> [Data records]
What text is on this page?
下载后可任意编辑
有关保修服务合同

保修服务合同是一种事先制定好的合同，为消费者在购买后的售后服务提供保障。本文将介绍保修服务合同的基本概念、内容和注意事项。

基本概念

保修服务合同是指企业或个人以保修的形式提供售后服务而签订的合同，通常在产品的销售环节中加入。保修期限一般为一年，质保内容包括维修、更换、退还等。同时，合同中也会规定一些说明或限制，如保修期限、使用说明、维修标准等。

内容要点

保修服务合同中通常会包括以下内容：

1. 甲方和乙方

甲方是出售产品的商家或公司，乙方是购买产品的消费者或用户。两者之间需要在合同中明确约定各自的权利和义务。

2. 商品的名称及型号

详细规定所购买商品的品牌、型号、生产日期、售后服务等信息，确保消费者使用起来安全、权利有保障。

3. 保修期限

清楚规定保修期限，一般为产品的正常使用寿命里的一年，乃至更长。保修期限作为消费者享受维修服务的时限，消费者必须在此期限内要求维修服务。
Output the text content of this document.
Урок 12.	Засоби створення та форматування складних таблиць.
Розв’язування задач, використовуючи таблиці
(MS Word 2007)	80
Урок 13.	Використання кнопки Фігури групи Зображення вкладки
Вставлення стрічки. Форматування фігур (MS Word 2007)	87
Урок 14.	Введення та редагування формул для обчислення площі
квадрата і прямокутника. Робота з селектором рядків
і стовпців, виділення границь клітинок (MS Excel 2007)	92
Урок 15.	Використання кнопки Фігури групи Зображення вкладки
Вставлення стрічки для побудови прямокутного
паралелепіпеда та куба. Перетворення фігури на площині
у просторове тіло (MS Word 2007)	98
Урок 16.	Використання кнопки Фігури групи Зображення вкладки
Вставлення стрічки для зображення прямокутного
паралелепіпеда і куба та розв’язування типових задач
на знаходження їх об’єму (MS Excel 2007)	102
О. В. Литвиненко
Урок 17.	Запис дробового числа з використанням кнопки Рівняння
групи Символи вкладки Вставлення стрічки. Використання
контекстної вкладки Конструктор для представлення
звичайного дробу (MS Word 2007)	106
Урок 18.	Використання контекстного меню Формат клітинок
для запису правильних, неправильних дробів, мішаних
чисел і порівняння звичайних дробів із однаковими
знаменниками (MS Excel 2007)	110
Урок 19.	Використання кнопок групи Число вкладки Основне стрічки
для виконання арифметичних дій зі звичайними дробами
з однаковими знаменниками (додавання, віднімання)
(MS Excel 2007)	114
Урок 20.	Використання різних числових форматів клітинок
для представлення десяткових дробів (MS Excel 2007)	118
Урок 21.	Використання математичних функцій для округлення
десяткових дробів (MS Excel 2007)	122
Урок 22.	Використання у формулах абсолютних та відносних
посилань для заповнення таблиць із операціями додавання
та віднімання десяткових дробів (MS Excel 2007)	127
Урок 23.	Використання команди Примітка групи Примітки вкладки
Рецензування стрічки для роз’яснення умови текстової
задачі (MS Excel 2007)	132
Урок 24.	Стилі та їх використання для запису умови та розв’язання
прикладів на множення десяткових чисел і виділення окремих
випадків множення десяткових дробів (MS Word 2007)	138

> [Exercise]
Print all of the data exactly as it was given.

> [Final result]
What text is on this page?
下载后可任意编辑
有关保修服务合同

保修服务合同是一种事先制定好的合同，为消费者在购买后的售后服务提供保障。本文将介绍保修服务合同的基本概念、内容和注意事项。

基本概念

保修服务合同是指企业或个人以保修的形式提供售后服务而签订的合同，通常在产品的销售环节中加入。保修期限一般为一年，质保内容包括维修、更换、退还等。同时，合同中也会规定一些说明或限制，如保修期限、使用说明、维修标准等。

内容要点

保修服务合同中通常会包括以下内容：

1. 甲方和乙方

甲方是出售产品的商家或公司，乙方是购买产品的消费者或用户。两者之间需要在合同中明确约定各自的权利和义务。

2. 商品的名称及型号

详细规定所购买商品的品牌、型号、生产日期、售后服务等信息，确保消费者使用起来安全、权利有保障。

3. 保修期限

清楚规定保修期限，一般为产品的正常使用寿命里的一年，乃至更长。保修期限作为消费者享受维修服务的时限，消费者必须在此期限内要求维修服务。
Output the text content of this document.
Урок 12.	Засоби створення та форматування складних таблиць.
Розв’язування задач, використовуючи таблиці
(MS Word 2007)	80
Урок 13.	Використання кнопки Фігури групи Зображення вкладки
Вставлення стрічки. Форматування фігур (MS Word 2007)	87
Урок 14.	Введення та редагування формул для обчислення площі
квадрата і прямокутника. Робота з селектором рядків
і стовпців, виділення границь клітинок (MS Excel 2007)	92
Урок 15.	Використання кнопки Фігури групи Зображення вкладки
Вставлення стрічки для побудови прямокутного
паралелепіпеда та куба. Перетворення фігури на площині
у просторове тіло (MS Word 2007)	98
Урок 16.	Використання кнопки Фігури групи Зображення вкладки
Вставлення стрічки для зображення прямокутного
паралелепіпеда і куба та розв’язування типових задач
на знаходження їх об’єму (MS Excel 2007)	102
О. В. Литвиненко
Урок 17.	Запис дробового числа з використанням кнопки Рівняння
групи Символи вкладки Вставлення стрічки. Використання
контекстної вкладки Конструктор для представлення
звичайного дробу (MS Word 2007)	106
Урок 18.	Використання контекстного меню Формат клітинок
для запису правильних, неправильних дробів, мішаних
чисел і порівняння звичайних дробів із однаковими
знаменниками (MS Excel 2007)	110
Урок 19.	Використання кнопок групи Число вкладки Основне стрічки
для виконання арифметичних дій зі звичайними дробами
з однаковими знаменниками (додавання, віднімання)
(MS Excel 2007)	114
Урок 20.	Використання різних числових форматів клітинок
для представлення десяткових дробів (MS Excel 2007)	118
Урок 21.	Використання математичних функцій для округлення
десяткових дробів (MS Excel 2007)	122
Урок 22.	Використання у формулах абсолютних та відносних
посилань для заповнення таблиць із операціями додавання
та віднімання десяткових дробів (MS Excel 2007)	127
Урок 23.	Використання команди Примітка групи Примітки вкладки
Рецензування стрічки для роз’яснення умови текстової
задачі (MS Excel 2007)	132
Урок 24.	Стилі та їх використання для запису умови та розв’язання
прикладів на множення десяткових чисел і виділення окремих
випадків множення десяткових дробів (MS Word 2007)	138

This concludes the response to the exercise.